> [GIVEN EXERCISE]
Return the material below in full and exactly.

:: EXTRACTED ENTRIES ::

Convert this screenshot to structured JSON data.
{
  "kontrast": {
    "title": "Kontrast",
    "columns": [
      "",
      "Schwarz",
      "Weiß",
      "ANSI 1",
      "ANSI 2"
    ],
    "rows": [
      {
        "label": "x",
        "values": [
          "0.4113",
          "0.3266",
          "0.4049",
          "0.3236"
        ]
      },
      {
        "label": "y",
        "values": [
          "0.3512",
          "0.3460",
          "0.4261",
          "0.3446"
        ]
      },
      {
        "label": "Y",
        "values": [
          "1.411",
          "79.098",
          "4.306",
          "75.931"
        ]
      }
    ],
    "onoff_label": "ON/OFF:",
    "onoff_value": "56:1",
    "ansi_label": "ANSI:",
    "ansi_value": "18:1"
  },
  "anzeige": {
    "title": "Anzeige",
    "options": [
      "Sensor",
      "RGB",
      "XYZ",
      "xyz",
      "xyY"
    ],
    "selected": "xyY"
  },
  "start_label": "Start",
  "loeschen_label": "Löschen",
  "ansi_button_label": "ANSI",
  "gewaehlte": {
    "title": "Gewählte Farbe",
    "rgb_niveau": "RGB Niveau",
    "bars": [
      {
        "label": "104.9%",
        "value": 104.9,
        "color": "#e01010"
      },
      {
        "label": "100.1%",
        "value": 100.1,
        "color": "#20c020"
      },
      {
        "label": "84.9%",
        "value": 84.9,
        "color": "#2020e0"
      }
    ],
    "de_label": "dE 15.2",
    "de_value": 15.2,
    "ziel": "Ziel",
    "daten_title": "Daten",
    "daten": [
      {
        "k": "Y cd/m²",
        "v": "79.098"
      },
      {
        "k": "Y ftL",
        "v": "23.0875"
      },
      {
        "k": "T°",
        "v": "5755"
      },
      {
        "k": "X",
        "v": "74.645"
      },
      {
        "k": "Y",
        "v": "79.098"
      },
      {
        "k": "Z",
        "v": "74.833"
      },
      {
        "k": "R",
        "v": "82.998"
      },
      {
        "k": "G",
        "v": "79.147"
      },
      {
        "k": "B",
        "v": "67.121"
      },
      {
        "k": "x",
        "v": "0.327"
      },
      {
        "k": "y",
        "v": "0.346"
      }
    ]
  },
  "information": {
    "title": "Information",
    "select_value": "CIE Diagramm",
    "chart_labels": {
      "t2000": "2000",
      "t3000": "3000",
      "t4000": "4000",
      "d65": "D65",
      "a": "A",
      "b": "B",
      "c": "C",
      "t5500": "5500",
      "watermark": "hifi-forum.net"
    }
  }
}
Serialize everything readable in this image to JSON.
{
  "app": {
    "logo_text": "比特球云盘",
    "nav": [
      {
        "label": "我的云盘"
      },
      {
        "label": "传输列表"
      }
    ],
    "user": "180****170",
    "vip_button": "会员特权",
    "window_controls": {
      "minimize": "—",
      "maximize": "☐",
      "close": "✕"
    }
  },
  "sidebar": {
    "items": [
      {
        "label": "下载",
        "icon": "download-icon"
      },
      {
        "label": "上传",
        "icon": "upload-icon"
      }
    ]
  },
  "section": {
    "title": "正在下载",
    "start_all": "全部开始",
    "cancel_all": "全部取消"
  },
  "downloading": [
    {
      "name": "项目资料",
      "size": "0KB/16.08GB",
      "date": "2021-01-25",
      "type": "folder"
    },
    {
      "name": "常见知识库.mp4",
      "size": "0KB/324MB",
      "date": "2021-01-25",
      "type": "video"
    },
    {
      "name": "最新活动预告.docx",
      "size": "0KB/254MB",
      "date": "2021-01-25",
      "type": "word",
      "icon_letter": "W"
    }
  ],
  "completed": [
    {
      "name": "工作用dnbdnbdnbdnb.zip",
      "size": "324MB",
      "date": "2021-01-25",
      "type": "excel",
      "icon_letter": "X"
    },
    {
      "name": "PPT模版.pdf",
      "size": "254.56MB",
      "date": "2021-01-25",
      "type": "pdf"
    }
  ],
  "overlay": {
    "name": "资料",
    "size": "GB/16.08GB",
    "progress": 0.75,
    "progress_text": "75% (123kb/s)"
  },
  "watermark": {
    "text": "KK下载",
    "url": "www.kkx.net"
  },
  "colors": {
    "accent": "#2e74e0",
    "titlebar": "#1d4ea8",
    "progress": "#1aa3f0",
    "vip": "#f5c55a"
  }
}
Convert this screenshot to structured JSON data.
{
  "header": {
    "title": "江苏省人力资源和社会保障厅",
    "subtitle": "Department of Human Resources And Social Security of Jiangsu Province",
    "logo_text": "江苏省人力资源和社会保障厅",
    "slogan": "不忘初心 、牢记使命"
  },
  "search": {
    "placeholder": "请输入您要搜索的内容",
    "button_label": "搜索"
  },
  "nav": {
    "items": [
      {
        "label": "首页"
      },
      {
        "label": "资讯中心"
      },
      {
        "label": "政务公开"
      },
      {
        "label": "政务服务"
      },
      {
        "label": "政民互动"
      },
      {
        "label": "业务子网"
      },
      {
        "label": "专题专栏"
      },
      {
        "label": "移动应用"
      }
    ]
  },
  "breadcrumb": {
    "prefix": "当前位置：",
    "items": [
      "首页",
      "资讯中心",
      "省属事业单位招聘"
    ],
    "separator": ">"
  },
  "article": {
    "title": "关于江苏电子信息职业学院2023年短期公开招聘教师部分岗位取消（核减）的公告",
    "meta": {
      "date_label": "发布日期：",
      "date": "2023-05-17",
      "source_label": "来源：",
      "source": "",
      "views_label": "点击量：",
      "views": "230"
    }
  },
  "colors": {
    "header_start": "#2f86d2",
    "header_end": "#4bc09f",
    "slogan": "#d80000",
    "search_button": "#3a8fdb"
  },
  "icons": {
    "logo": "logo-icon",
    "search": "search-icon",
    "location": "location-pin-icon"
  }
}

:::

> [FINAL RESULT]
Convert this screenshot to structured JSON data.
{
  "kontrast": {
    "title": "Kontrast",
    "columns": [
      "",
      "Schwarz",
      "Weiß",
      "ANSI 1",
      "ANSI 2"
    ],
    "rows": [
      {
        "label": "x",
        "values": [
          "0.4113",
          "0.3266",
          "0.4049",
          "0.3236"
        ]
      },
      {
        "label": "y",
        "values": [
          "0.3512",
          "0.3460",
          "0.4261",
          "0.3446"
        ]
      },
      {
        "label": "Y",
        "values": [
          "1.411",
          "79.098",
          "4.306",
          "75.931"
        ]
      }
    ],
    "onoff_label": "ON/OFF:",
    "onoff_value": "56:1",
    "ansi_label": "ANSI:",
    "ansi_value": "18:1"
  },
  "anzeige": {
    "title": "Anzeige",
    "options": [
      "Sensor",
      "RGB",
      "XYZ",
      "xyz",
      "xyY"
    ],
    "selected": "xyY"
  },
  "start_label": "Start",
  "loeschen_label": "Löschen",
  "ansi_button_label": "ANSI",
  "gewaehlte": {
    "title": "Gewählte Farbe",
    "rgb_niveau": "RGB Niveau",
    "bars": [
      {
        "label": "104.9%",
        "value": 104.9,
        "color": "#e01010"
      },
      {
        "label": "100.1%",
        "value": 100.1,
        "color": "#20c020"
      },
      {
        "label": "84.9%",
        "value": 84.9,
        "color": "#2020e0"
      }
    ],
    "de_label": "dE 15.2",
    "de_value": 15.2,
    "ziel": "Ziel",
    "daten_title": "Daten",
    "daten": [
      {
        "k": "Y cd/m²",
        "v": "79.098"
      },
      {
        "k": "Y ftL",
        "v": "23.0875"
      },
      {
        "k": "T°",
        "v": "5755"
      },
      {
        "k": "X",
        "v": "74.645"
      },
      {
        "k": "Y",
        "v": "79.098"
      },
      {
        "k": "Z",
        "v": "74.833"
      },
      {
        "k": "R",
        "v": "82.998"
      },
      {
        "k": "G",
        "v": "79.147"
      },
      {
        "k": "B",
        "v": "67.121"
      },
      {
        "k": "x",
        "v": "0.327"
      },
      {
        "k": "y",
        "v": "0.346"
      }
    ]
  },
  "information": {
    "title": "Information",
    "select_value": "CIE Diagramm",
    "chart_labels": {
      "t2000": "2000",
      "t3000": "3000",
      "t4000": "4000",
      "d65": "D65",
      "a": "A",
      "b": "B",
      "c": "C",
      "t5500": "5500",
      "watermark": "hifi-forum.net"
    }
  }
}
Serialize everything readable in this image to JSON.
{
  "app": {
    "logo_text": "比特球云盘",
    "nav": [
      {
        "label": "我的云盘"
      },
      {
        "label": "传输列表"
      }
    ],
    "user": "180****170",
    "vip_button": "会员特权",
    "window_controls": {
      "minimize": "—",
      "maximize": "☐",
      "close": "✕"
    }
  },
  "sidebar": {
    "items": [
      {
        "label": "下载",
        "icon": "download-icon"
      },
      {
        "label": "上传",
        "icon": "upload-icon"
      }
    ]
  },
  "section": {
    "title": "正在下载",
    "start_all": "全部开始",
    "cancel_all": "全部取消"
  },
  "downloading": [
    {
      "name": "项目资料",
      "size": "0KB/16.08GB",
      "date": "2021-01-25",
      "type": "folder"
    },
    {
      "name": "常见知识库.mp4",
      "size": "0KB/324MB",
      "date": "2021-01-25",
      "type": "video"
    },
    {
      "name": "最新活动预告.docx",
      "size": "0KB/254MB",
      "date": "2021-01-25",
      "type": "word",
      "icon_letter": "W"
    }
  ],
  "completed": [
    {
      "name": "工作用dnbdnbdnbdnb.zip",
      "size": "324MB",
      "date": "2021-01-25",
      "type": "excel",
      "icon_letter": "X"
    },
    {
      "name": "PPT模版.pdf",
      "size": "254.56MB",
      "date": "2021-01-25",
      "type": "pdf"
    }
  ],
  "overlay": {
    "name": "资料",
    "size": "GB/16.08GB",
    "progress": 0.75,
    "progress_text": "75% (123kb/s)"
  },
  "watermark": {
    "text": "KK下载",
    "url": "www.kkx.net"
  },
  "colors": {
    "accent": "#2e74e0",
    "titlebar": "#1d4ea8",
    "progress": "#1aa3f0",
    "vip": "#f5c55a"
  }
}
Convert this screenshot to structured JSON data.
{
  "header": {
    "title": "江苏省人力资源和社会保障厅",
    "subtitle": "Department of Human Resources And Social Security of Jiangsu Province",
    "logo_text": "江苏省人力资源和社会保障厅",
    "slogan": "不忘初心 、牢记使命"
  },
  "search": {
    "placeholder": "请输入您要搜索的内容",
    "button_label": "搜索"
  },
  "nav": {
    "items": [
      {
        "label": "首页"
      },
      {
        "label": "资讯中心"
      },
      {
        "label": "政务公开"
      },
      {
        "label": "政务服务"
      },
      {
        "label": "政民互动"
      },
      {
        "label": "业务子网"
      },
      {
        "label": "专题专栏"
      },
      {
        "label": "移动应用"
      }
    ]
  },
  "breadcrumb": {
    "prefix": "当前位置：",
    "items": [
      "首页",
      "资讯中心",
      "省属事业单位招聘"
    ],
    "separator": ">"
  },
  "article": {
    "title": "关于江苏电子信息职业学院2023年短期公开招聘教师部分岗位取消（核减）的公告",
    "meta": {
      "date_label": "发布日期：",
      "date": "2023-05-17",
      "source_label": "来源：",
      "source": "",
      "views_label": "点击量：",
      "views": "230"
    }
  },
  "colors": {
    "header_start": "#2f86d2",
    "header_end": "#4bc09f",
    "slogan": "#d80000",
    "search_button": "#3a8fdb"
  },
  "icons": {
    "logo": "logo-icon",
    "search": "search-icon",
    "location": "location-pin-icon"
  }
}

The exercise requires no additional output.